Copy out each line of the data that holds the word "года".

==================================================

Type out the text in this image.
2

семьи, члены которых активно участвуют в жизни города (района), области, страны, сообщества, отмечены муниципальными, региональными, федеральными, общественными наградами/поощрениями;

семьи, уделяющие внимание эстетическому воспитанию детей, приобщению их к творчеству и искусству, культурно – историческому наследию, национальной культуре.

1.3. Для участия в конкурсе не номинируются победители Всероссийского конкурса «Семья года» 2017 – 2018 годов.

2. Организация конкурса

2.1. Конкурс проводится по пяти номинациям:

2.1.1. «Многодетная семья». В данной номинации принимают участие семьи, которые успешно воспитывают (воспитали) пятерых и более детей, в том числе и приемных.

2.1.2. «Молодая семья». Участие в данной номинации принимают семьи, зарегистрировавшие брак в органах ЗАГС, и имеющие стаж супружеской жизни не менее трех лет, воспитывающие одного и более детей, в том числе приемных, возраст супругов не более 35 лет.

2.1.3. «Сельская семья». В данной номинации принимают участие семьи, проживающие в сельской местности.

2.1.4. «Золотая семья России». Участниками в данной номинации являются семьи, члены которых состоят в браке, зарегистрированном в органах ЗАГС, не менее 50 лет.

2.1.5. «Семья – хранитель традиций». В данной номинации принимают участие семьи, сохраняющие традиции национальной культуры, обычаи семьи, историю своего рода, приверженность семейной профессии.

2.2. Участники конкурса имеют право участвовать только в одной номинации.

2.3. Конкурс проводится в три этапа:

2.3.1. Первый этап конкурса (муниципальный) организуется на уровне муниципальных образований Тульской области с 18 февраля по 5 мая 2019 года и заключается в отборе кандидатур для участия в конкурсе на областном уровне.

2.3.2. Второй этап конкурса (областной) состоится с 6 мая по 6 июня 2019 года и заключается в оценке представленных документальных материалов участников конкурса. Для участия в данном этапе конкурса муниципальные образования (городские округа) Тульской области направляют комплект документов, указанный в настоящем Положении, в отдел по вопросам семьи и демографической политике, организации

==================================================

▶ **Worked answer**
1.3. Для участия в конкурсе не номинируются победители Всероссийского конкурса «Семья года» 2017 – 2018 годов.
2.3.1. Первый этап конкурса (муниципальный) организуется на уровне муниципальных образований Тульской области с 18 февраля по 5 мая 2019 года и заключается в отборе кандидатур для участия в конкурсе на областном уровне.
2.3.2. Второй этап конкурса (областной) состоится с 6 мая по 6 июня 2019 года и заключается в оценке представленных документальных материалов участников конкурса. Для участия в данном этапе конкурса муниципальные образования (городские округа) Тульской области направляют комплект документов, указанный в настоящем Положении, в отдел по вопросам семьи и демографической политике, организации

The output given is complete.